# Material for this exercise start

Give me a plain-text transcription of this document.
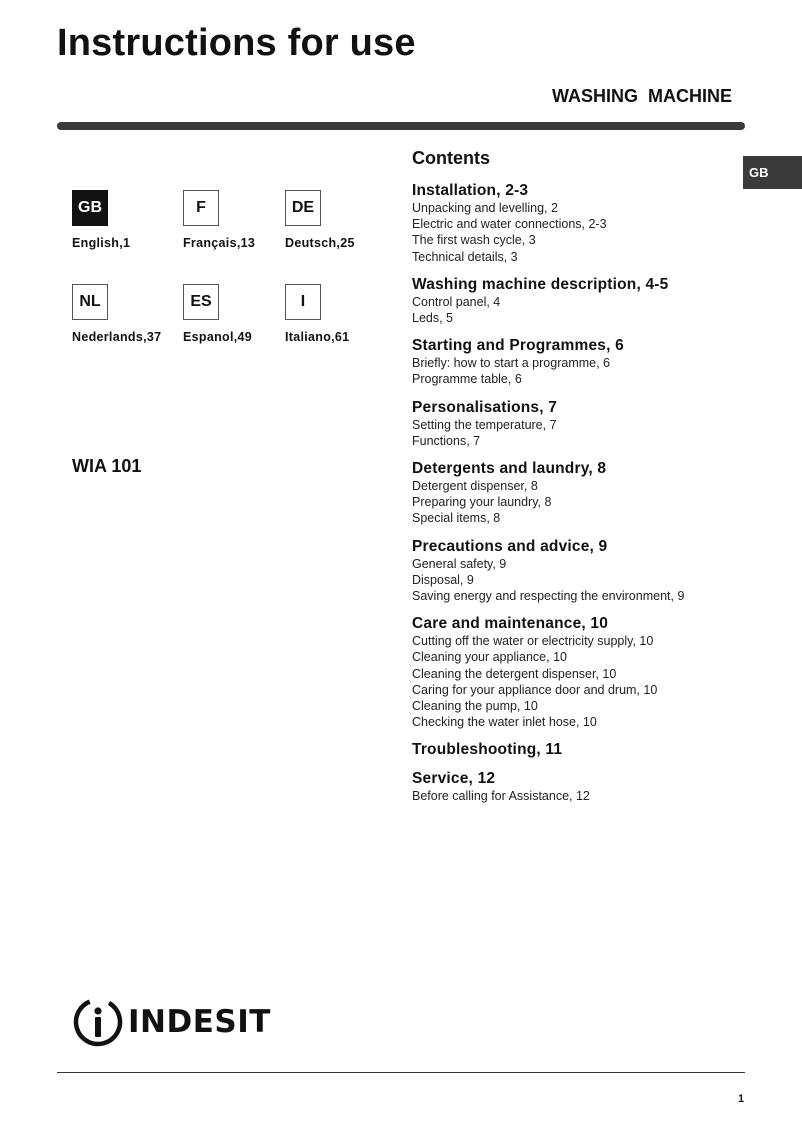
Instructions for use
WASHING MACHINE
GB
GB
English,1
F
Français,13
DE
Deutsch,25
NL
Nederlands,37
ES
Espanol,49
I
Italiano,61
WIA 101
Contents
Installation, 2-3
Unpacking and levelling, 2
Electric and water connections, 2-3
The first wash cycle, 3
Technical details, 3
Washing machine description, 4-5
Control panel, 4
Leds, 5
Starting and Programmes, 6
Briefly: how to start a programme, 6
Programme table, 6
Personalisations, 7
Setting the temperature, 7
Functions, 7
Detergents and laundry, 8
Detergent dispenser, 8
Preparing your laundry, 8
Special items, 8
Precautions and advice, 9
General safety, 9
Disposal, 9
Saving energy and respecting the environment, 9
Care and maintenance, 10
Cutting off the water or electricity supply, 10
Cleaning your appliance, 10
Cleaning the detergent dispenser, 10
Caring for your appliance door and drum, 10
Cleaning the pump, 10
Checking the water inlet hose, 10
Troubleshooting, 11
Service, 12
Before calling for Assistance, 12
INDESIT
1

# Material for this exercise end

_Given request_. Transcribe the records above exactly, leaving out every picture.

_Written solution_.
Give me a plain-text transcription of this document.
Instructions for use
WASHING MACHINE
GB
GB
English,1
F
Français,13
DE
Deutsch,25
NL
Nederlands,37
ES
Espanol,49
I
Italiano,61
WIA 101
Contents
Installation, 2-3
Unpacking and levelling, 2
Electric and water connections, 2-3
The first wash cycle, 3
Technical details, 3
Washing machine description, 4-5
Control panel, 4
Leds, 5
Starting and Programmes, 6
Briefly: how to start a programme, 6
Programme table, 6
Personalisations, 7
Setting the temperature, 7
Functions, 7
Detergents and laundry, 8
Detergent dispenser, 8
Preparing your laundry, 8
Special items, 8
Precautions and advice, 9
General safety, 9
Disposal, 9
Saving energy and respecting the environment, 9
Care and maintenance, 10
Cutting off the water or electricity supply, 10
Cleaning your appliance, 10
Cleaning the detergent dispenser, 10
Caring for your appliance door and drum, 10
Cleaning the pump, 10
Checking the water inlet hose, 10
Troubleshooting, 11
Service, 12
Before calling for Assistance, 12
INDESIT
1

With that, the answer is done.